----- Records provided

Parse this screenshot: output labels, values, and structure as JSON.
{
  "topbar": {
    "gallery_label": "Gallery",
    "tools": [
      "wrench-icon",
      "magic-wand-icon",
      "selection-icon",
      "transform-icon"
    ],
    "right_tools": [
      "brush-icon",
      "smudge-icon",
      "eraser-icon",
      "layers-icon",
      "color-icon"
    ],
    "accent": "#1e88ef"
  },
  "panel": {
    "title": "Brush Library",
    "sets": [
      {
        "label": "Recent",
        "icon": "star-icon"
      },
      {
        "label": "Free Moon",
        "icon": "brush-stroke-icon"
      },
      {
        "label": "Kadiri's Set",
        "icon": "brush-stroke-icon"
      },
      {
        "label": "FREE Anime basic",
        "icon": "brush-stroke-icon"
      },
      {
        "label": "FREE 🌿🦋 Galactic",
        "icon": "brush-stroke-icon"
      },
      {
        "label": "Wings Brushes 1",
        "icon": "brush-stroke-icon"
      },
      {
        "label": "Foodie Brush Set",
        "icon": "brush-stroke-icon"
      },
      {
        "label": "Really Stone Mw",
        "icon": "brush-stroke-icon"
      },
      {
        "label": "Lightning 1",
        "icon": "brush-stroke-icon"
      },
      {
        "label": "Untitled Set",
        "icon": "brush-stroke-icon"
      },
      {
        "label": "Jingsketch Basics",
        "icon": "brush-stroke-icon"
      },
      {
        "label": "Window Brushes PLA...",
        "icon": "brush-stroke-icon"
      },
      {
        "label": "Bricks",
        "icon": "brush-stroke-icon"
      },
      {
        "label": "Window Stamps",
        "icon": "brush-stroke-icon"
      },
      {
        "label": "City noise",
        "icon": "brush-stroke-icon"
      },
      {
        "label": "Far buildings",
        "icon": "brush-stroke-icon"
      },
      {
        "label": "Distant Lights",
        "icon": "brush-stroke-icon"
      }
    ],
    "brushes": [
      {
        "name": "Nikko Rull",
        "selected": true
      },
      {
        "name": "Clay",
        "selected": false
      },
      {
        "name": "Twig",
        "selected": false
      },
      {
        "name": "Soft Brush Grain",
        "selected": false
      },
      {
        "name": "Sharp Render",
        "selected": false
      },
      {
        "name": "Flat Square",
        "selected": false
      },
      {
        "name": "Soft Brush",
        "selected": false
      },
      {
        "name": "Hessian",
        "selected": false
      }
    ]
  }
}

----------
----- Records provided

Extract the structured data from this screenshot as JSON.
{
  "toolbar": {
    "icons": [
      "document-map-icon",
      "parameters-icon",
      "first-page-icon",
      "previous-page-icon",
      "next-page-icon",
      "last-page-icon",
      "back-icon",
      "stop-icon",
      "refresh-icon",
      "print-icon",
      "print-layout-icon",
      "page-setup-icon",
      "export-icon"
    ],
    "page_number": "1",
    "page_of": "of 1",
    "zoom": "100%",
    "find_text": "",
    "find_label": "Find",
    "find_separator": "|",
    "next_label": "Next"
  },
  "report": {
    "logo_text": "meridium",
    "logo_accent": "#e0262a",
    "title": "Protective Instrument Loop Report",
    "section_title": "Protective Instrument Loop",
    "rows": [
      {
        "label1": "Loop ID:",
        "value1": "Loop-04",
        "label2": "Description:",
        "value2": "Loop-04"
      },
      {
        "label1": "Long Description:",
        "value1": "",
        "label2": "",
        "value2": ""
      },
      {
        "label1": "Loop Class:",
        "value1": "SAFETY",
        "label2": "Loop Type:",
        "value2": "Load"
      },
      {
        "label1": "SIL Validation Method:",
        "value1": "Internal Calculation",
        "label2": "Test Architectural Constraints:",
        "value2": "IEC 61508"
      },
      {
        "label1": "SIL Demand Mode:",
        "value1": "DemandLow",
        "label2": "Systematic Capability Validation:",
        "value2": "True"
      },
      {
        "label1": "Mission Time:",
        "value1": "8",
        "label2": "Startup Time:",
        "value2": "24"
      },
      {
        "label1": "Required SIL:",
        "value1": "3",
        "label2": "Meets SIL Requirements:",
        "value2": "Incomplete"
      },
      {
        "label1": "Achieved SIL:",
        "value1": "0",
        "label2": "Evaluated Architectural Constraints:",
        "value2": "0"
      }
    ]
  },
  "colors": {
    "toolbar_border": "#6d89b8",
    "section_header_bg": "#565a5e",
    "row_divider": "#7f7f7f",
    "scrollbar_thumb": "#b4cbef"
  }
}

----------
----- Records provided

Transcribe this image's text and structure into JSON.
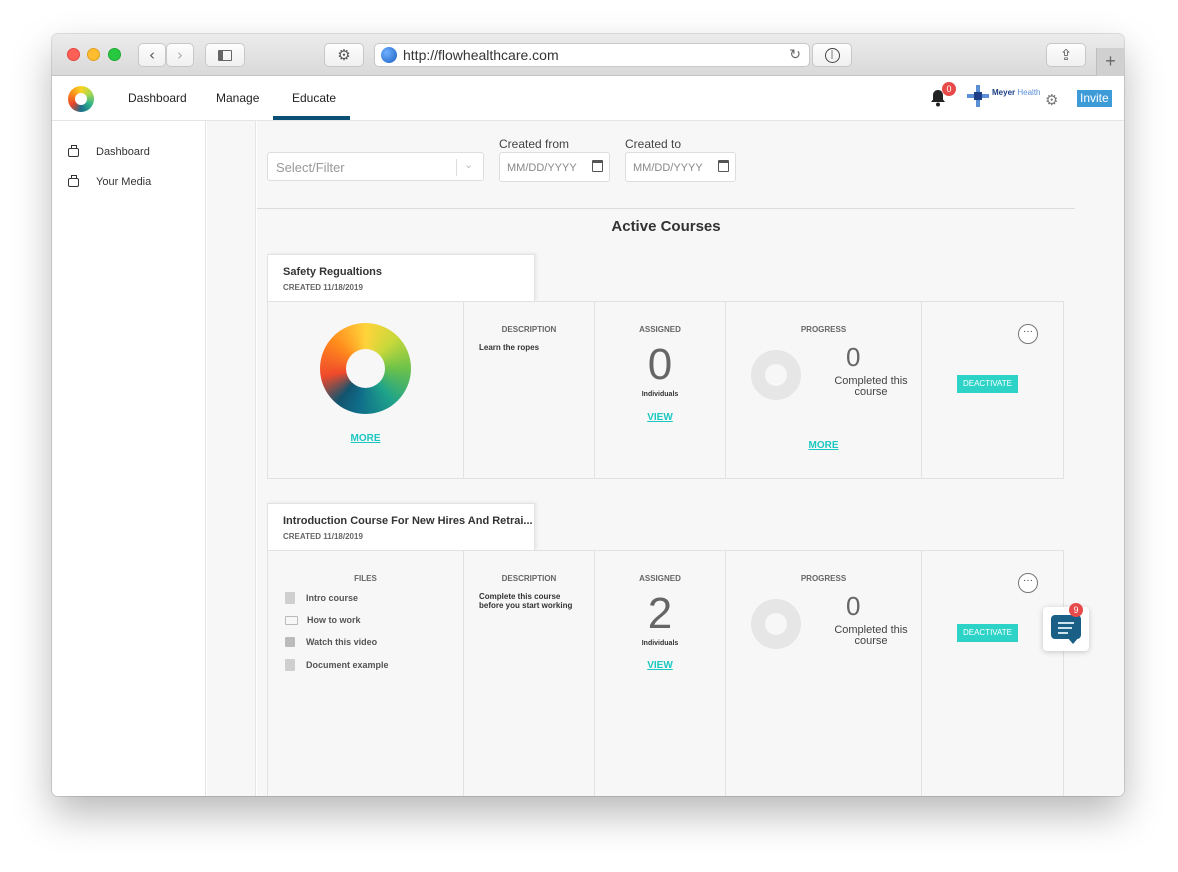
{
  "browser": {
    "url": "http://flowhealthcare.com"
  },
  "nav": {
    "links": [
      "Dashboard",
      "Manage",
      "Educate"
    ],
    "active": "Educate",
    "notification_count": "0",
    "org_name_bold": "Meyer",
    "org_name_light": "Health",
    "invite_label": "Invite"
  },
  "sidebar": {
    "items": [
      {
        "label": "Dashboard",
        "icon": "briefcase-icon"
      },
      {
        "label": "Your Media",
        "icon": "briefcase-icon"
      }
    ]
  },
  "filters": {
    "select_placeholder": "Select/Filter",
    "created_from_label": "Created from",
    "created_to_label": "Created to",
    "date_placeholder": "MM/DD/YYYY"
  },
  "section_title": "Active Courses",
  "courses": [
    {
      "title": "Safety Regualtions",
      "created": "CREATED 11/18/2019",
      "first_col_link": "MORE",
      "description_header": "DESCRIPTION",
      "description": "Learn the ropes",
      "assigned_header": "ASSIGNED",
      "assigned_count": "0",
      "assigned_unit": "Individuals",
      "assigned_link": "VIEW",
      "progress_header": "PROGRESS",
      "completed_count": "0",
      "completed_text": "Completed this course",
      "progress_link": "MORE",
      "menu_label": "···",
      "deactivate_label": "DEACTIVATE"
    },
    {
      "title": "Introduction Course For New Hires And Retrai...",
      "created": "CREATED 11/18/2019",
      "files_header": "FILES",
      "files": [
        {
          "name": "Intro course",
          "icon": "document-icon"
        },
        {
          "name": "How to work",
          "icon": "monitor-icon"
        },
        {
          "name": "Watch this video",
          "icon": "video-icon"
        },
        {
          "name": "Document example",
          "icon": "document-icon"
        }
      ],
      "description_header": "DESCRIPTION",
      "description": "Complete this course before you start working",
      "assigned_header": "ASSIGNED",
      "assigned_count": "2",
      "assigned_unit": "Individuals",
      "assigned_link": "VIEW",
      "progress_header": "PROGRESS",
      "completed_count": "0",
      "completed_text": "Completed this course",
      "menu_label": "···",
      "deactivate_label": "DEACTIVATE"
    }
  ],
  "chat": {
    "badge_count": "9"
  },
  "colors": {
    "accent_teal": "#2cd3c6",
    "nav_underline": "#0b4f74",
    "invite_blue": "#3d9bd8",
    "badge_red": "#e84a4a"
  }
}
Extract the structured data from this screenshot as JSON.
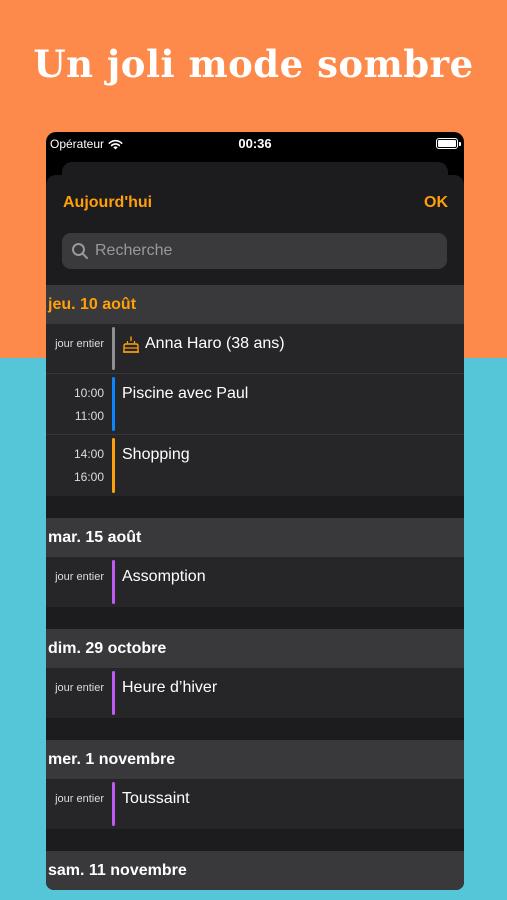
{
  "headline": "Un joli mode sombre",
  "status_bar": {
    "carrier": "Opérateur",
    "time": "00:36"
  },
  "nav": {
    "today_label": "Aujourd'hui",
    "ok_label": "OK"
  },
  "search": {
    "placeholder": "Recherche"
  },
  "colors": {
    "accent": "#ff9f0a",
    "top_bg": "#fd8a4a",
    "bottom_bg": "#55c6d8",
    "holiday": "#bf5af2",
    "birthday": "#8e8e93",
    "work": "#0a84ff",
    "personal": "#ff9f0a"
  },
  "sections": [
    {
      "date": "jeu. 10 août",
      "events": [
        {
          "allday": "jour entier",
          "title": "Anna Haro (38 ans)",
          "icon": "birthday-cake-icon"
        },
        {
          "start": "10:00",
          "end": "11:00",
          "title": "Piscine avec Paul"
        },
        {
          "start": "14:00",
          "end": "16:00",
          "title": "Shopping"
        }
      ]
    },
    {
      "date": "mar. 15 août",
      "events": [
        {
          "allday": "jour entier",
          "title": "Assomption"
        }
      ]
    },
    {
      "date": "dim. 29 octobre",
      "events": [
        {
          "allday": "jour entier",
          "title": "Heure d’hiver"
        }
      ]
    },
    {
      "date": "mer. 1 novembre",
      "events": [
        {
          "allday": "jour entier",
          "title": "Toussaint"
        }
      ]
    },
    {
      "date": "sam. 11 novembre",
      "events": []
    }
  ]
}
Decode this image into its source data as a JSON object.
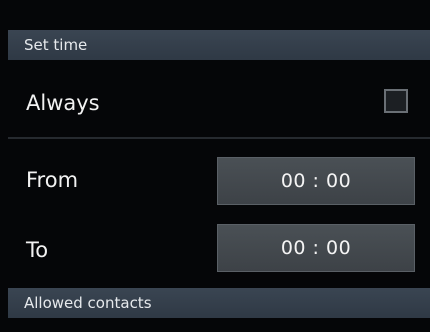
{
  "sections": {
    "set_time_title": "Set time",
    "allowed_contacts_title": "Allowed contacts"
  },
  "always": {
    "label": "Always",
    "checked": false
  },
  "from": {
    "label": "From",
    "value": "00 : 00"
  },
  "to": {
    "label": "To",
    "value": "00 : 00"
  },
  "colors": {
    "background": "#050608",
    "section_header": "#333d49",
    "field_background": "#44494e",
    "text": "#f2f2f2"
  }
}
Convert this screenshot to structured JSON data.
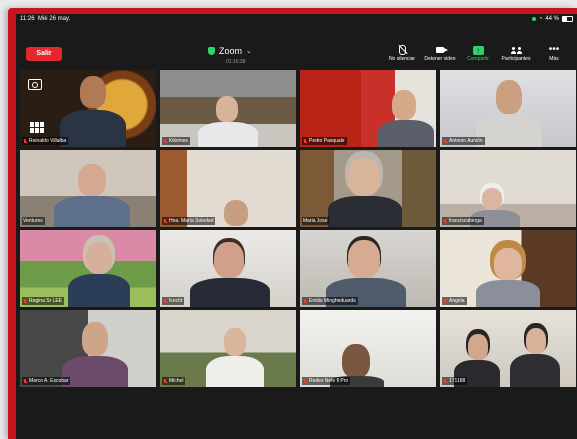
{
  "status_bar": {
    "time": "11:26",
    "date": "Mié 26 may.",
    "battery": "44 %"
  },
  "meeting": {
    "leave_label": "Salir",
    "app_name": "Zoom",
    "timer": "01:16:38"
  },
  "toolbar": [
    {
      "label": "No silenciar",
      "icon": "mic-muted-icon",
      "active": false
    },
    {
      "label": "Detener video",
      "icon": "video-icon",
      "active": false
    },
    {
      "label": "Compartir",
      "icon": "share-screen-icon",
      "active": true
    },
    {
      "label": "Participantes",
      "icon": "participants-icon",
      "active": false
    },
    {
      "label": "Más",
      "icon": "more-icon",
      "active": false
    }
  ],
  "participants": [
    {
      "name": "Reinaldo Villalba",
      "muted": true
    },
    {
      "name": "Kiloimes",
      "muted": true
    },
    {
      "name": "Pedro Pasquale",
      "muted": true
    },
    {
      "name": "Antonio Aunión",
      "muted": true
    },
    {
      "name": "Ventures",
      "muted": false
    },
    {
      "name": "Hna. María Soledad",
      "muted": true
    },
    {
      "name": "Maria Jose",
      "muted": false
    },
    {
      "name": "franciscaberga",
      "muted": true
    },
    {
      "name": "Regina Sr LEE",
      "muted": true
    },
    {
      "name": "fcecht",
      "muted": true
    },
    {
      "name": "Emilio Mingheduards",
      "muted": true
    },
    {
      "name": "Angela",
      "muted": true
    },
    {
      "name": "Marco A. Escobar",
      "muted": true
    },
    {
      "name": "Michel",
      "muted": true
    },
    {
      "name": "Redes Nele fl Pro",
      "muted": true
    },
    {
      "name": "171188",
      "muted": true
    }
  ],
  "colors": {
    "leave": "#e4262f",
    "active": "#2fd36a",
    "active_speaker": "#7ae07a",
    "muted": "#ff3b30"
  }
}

----------

Look above for lines with the word "video" and copy them all.

          "name": "Watch this video",
          "icon": "video-icon"
      "label": "Detener video",
      "icon": "video-icon",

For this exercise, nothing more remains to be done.